» **INSTRUCTION**
Review the material line by line. Identify and copy every line that contains the string "axis".

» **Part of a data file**

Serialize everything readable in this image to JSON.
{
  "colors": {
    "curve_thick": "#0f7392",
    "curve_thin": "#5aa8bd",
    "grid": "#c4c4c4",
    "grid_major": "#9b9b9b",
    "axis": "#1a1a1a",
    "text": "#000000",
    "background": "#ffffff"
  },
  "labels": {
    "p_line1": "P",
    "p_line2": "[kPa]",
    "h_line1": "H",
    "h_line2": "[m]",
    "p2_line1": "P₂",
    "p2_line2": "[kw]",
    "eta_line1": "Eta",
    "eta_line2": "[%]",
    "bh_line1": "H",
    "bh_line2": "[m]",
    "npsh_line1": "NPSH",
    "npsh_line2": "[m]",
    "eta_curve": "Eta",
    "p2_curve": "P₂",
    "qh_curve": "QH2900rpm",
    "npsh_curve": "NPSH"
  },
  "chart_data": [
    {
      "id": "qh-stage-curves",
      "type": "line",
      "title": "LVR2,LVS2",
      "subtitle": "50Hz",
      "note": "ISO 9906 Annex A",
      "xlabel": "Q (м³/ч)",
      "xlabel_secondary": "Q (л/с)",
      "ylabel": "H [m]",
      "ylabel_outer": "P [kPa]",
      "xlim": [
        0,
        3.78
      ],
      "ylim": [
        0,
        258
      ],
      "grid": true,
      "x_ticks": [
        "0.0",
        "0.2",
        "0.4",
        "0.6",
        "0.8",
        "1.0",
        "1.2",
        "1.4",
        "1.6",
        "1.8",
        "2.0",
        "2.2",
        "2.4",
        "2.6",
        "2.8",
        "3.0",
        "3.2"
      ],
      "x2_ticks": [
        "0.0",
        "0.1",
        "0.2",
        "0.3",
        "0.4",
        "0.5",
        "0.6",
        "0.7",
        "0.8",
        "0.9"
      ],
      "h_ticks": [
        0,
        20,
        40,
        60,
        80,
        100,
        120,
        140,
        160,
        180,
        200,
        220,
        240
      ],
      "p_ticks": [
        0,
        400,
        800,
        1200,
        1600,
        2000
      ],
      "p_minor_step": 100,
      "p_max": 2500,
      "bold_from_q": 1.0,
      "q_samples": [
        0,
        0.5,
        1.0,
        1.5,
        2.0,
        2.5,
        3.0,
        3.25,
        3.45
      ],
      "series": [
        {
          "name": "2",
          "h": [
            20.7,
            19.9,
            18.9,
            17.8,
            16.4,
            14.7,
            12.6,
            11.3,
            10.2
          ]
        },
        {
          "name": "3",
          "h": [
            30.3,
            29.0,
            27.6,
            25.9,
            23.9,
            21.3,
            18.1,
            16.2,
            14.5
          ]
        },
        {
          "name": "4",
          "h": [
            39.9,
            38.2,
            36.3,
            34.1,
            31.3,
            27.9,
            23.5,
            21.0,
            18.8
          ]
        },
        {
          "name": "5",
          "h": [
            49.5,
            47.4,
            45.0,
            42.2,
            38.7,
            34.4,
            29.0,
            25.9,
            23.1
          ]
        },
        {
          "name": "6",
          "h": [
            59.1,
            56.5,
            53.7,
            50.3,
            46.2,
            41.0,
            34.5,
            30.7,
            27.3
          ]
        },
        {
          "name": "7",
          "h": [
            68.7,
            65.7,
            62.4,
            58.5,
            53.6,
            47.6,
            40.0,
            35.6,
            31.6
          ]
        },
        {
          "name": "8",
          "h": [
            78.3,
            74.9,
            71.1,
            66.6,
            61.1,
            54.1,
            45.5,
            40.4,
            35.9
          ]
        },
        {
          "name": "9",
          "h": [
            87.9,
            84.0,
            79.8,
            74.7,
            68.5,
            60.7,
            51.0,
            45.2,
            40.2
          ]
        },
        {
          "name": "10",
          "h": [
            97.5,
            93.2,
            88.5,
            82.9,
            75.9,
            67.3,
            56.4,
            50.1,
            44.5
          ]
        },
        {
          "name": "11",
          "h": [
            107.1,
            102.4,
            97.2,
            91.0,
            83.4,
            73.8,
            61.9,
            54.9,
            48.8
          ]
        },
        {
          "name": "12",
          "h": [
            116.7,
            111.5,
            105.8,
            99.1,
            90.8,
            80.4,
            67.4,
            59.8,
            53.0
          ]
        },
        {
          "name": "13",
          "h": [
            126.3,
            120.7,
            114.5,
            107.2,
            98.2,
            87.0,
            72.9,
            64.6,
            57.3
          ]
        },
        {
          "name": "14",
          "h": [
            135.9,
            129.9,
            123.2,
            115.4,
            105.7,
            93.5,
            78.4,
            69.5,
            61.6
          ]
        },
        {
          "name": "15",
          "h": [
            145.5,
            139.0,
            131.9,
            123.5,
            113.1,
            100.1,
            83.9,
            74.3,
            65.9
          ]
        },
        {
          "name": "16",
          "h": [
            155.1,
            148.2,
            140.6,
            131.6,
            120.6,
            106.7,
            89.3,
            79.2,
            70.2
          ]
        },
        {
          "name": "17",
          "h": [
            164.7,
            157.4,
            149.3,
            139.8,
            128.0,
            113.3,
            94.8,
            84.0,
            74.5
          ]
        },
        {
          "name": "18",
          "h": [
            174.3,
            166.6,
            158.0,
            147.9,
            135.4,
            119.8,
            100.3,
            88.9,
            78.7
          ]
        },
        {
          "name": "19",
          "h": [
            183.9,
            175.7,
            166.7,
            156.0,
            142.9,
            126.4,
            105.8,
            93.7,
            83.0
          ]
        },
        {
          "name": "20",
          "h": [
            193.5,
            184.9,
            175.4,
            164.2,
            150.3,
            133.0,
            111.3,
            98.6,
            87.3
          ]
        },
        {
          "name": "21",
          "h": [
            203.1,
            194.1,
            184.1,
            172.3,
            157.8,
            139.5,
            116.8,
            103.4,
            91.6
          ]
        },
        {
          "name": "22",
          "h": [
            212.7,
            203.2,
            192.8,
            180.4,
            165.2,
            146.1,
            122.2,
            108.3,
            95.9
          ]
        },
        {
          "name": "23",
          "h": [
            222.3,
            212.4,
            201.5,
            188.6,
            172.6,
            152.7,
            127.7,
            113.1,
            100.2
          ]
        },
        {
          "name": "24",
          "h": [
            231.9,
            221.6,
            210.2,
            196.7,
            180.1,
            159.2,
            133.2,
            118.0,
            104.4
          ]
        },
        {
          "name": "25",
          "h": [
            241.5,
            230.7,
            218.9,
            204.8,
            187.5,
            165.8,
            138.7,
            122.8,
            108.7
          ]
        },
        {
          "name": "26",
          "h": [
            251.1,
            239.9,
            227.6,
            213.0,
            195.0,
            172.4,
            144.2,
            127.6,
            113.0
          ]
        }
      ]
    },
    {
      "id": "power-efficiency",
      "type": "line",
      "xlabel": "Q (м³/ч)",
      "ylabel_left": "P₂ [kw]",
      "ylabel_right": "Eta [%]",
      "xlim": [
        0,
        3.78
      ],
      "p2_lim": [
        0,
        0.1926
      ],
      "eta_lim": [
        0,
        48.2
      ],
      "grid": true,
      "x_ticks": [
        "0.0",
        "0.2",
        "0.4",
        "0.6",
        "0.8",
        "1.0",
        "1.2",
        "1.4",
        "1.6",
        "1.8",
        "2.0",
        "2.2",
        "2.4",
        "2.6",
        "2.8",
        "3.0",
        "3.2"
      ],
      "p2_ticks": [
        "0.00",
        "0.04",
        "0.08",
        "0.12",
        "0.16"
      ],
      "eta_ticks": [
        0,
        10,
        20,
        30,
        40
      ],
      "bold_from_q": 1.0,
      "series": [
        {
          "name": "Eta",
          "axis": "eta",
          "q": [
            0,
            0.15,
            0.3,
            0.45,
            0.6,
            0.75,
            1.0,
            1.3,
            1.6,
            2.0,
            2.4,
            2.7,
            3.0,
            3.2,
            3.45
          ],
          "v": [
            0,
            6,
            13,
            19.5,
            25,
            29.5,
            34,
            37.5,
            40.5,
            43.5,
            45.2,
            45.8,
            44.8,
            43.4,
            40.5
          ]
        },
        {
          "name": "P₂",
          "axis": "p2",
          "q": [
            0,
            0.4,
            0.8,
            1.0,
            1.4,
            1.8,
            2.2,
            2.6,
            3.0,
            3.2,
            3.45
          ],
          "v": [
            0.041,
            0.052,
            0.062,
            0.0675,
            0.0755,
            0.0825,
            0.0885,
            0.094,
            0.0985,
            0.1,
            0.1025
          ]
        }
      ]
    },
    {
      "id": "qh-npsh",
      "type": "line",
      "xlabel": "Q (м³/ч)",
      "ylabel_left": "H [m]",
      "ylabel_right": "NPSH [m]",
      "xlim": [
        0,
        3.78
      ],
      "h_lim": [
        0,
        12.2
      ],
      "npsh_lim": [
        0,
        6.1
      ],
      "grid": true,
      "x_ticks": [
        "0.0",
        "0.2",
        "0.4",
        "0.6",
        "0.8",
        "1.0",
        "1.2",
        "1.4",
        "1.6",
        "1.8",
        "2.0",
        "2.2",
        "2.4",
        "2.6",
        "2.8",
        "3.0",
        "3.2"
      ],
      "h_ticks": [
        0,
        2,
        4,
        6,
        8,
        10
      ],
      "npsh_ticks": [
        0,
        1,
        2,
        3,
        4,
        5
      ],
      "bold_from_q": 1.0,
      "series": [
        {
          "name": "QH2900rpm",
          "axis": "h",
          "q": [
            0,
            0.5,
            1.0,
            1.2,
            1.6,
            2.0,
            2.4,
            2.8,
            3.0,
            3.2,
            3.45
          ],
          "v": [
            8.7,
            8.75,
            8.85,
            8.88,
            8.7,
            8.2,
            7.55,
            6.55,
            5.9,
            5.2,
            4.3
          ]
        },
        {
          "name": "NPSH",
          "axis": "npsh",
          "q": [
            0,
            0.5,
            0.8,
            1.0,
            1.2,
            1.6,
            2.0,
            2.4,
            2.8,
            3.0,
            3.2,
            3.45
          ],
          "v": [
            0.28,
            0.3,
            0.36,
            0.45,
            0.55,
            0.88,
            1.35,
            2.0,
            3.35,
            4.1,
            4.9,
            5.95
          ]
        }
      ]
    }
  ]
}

» **TASK ANSWER**
    "axis": "#1a1a1a",
          "axis": "eta",
          "axis": "p2",
          "axis": "h",
          "axis": "npsh",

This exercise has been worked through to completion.